[Raw records]
⟨

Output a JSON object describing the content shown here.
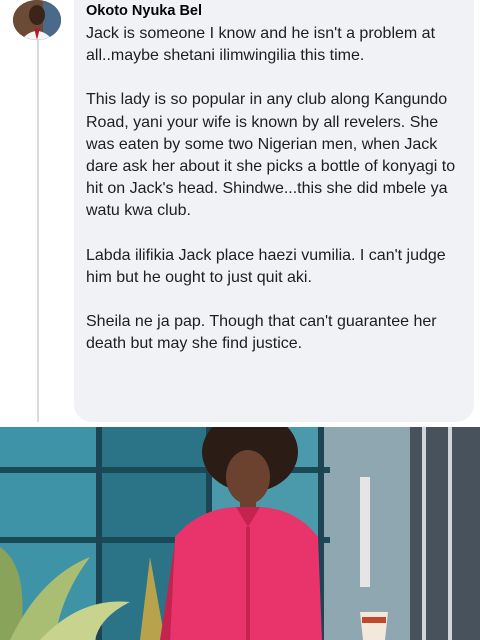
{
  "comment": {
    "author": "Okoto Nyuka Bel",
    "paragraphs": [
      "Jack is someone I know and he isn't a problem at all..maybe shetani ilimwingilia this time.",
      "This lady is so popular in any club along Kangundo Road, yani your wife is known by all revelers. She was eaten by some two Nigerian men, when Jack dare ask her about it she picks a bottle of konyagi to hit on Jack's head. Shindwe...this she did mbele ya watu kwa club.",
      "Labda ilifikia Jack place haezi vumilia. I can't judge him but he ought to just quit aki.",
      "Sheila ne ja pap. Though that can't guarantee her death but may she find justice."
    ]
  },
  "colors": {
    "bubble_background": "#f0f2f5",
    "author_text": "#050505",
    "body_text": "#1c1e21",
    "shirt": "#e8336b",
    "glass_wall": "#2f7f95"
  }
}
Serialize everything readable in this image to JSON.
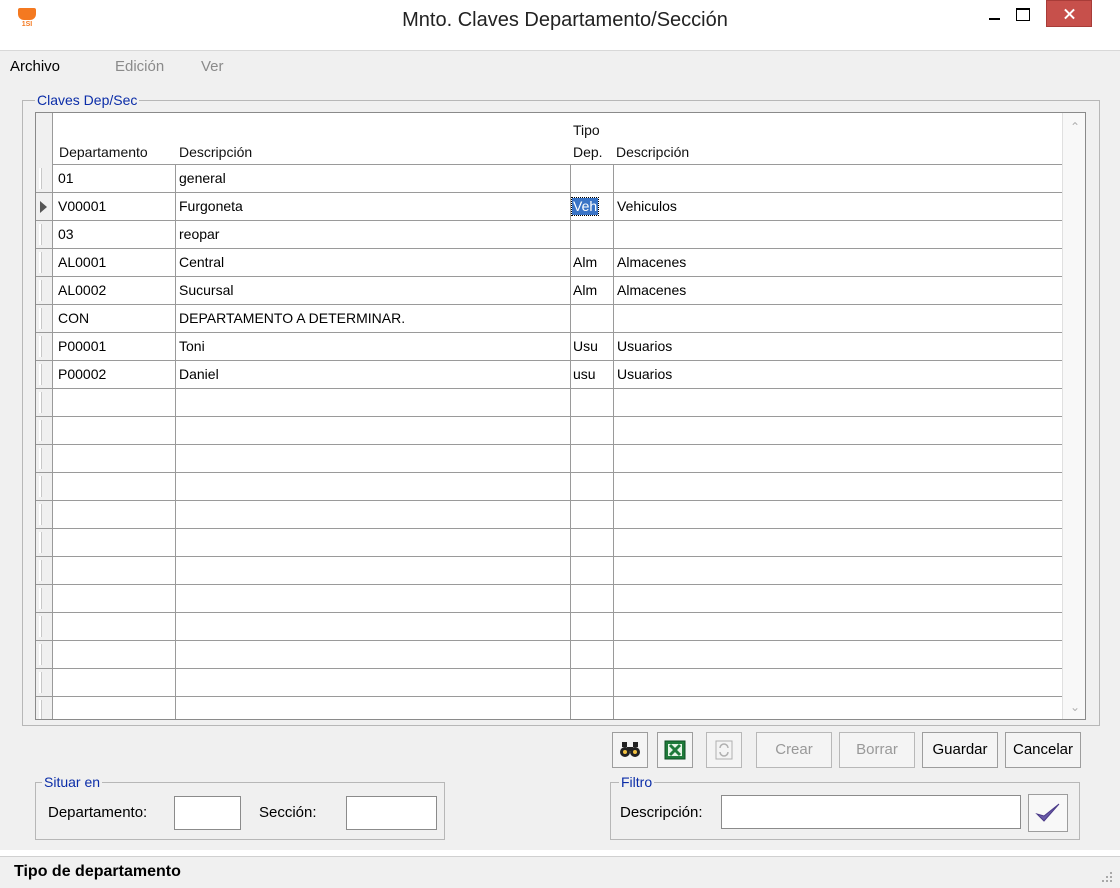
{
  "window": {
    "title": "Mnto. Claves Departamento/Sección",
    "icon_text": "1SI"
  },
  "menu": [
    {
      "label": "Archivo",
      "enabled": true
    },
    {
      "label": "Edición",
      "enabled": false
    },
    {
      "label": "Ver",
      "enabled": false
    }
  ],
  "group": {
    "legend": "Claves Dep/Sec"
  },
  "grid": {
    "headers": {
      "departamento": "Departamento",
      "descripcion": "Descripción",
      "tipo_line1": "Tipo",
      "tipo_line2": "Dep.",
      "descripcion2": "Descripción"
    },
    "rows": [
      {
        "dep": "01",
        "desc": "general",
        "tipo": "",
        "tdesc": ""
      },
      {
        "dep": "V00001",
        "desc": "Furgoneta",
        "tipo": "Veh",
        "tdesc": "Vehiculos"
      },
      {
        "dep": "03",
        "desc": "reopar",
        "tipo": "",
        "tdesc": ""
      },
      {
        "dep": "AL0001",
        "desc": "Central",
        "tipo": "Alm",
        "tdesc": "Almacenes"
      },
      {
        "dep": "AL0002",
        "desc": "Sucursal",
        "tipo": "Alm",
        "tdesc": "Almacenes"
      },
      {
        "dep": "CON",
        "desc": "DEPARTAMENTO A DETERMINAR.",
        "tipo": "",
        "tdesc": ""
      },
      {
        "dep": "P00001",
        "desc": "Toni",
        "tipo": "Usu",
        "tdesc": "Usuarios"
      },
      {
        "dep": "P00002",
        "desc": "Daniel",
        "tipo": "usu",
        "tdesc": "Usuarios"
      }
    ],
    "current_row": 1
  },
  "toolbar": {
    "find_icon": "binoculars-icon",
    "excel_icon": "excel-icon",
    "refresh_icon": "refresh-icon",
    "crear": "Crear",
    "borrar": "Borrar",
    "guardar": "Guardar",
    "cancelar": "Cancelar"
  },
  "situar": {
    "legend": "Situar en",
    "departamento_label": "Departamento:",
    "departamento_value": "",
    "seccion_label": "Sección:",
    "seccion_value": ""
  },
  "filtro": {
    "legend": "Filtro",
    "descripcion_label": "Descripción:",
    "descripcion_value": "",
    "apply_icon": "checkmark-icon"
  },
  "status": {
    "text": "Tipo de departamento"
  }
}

⟩
⟨

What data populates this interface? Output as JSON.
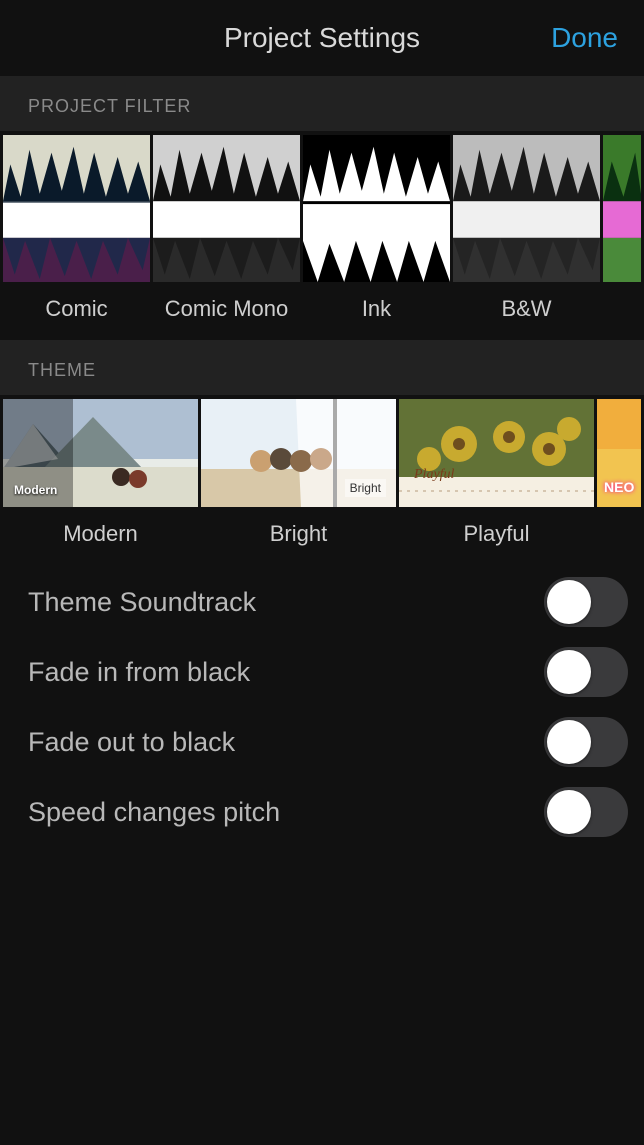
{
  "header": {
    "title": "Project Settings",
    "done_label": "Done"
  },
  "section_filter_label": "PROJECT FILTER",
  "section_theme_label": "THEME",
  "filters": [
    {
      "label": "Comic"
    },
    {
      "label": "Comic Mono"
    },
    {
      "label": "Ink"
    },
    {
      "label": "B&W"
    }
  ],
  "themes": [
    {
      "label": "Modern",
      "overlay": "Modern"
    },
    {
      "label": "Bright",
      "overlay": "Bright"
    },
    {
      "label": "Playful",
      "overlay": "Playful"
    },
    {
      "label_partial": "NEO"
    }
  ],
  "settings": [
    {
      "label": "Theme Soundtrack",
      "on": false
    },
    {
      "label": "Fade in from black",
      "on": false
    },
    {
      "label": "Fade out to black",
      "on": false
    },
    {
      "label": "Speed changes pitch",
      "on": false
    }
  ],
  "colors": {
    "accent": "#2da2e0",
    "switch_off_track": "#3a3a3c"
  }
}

⟩

— YOUR TASK —
Count every line above that holds the string "title" and give the total, nothing more.

— FINISHED EXERCISE —
2